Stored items

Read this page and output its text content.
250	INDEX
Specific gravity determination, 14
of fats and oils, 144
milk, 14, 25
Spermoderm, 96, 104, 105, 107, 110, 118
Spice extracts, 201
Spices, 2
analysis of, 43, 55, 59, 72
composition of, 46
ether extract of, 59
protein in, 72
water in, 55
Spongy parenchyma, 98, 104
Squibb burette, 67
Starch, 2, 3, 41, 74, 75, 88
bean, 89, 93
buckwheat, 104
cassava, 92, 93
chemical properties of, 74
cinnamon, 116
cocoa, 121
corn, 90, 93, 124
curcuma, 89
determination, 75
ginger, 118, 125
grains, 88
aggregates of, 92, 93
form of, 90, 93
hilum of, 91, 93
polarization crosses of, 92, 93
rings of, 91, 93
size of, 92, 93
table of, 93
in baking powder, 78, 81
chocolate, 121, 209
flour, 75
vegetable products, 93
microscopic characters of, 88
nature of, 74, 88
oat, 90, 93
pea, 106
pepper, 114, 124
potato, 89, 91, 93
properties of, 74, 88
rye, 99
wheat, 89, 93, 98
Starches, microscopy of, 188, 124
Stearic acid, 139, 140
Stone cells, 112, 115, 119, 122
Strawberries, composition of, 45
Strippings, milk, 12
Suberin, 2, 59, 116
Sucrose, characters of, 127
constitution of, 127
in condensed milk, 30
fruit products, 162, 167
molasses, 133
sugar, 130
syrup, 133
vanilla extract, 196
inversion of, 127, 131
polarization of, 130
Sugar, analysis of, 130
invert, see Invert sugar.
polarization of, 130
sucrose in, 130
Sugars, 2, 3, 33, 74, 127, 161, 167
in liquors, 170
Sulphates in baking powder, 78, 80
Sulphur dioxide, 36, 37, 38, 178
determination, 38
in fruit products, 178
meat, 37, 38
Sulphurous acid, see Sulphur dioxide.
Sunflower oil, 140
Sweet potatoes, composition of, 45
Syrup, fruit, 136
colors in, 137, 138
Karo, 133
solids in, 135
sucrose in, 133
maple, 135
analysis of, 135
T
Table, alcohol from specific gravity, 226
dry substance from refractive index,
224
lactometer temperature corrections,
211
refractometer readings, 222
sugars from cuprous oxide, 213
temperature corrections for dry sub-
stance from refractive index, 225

» Work instructions
Please copy out the data above exactly.

» Solution
Read this page and output its text content.
250	INDEX
Specific gravity determination, 14
of fats and oils, 144
milk, 14, 25
Spermoderm, 96, 104, 105, 107, 110, 118
Spice extracts, 201
Spices, 2
analysis of, 43, 55, 59, 72
composition of, 46
ether extract of, 59
protein in, 72
water in, 55
Spongy parenchyma, 98, 104
Squibb burette, 67
Starch, 2, 3, 41, 74, 75, 88
bean, 89, 93
buckwheat, 104
cassava, 92, 93
chemical properties of, 74
cinnamon, 116
cocoa, 121
corn, 90, 93, 124
curcuma, 89
determination, 75
ginger, 118, 125
grains, 88
aggregates of, 92, 93
form of, 90, 93
hilum of, 91, 93
polarization crosses of, 92, 93
rings of, 91, 93
size of, 92, 93
table of, 93
in baking powder, 78, 81
chocolate, 121, 209
flour, 75
vegetable products, 93
microscopic characters of, 88
nature of, 74, 88
oat, 90, 93
pea, 106
pepper, 114, 124
potato, 89, 91, 93
properties of, 74, 88
rye, 99
wheat, 89, 93, 98
Starches, microscopy of, 188, 124
Stearic acid, 139, 140
Stone cells, 112, 115, 119, 122
Strawberries, composition of, 45
Strippings, milk, 12
Suberin, 2, 59, 116
Sucrose, characters of, 127
constitution of, 127
in condensed milk, 30
fruit products, 162, 167
molasses, 133
sugar, 130
syrup, 133
vanilla extract, 196
inversion of, 127, 131
polarization of, 130
Sugar, analysis of, 130
invert, see Invert sugar.
polarization of, 130
sucrose in, 130
Sugars, 2, 3, 33, 74, 127, 161, 167
in liquors, 170
Sulphates in baking powder, 78, 80
Sulphur dioxide, 36, 37, 38, 178
determination, 38
in fruit products, 178
meat, 37, 38
Sulphurous acid, see Sulphur dioxide.
Sunflower oil, 140
Sweet potatoes, composition of, 45
Syrup, fruit, 136
colors in, 137, 138
Karo, 133
solids in, 135
sucrose in, 133
maple, 135
analysis of, 135
T
Table, alcohol from specific gravity, 226
dry substance from refractive index,
224
lactometer temperature corrections,
211
refractometer readings, 222
sugars from cuprous oxide, 213
temperature corrections for dry sub-
stance from refractive index, 225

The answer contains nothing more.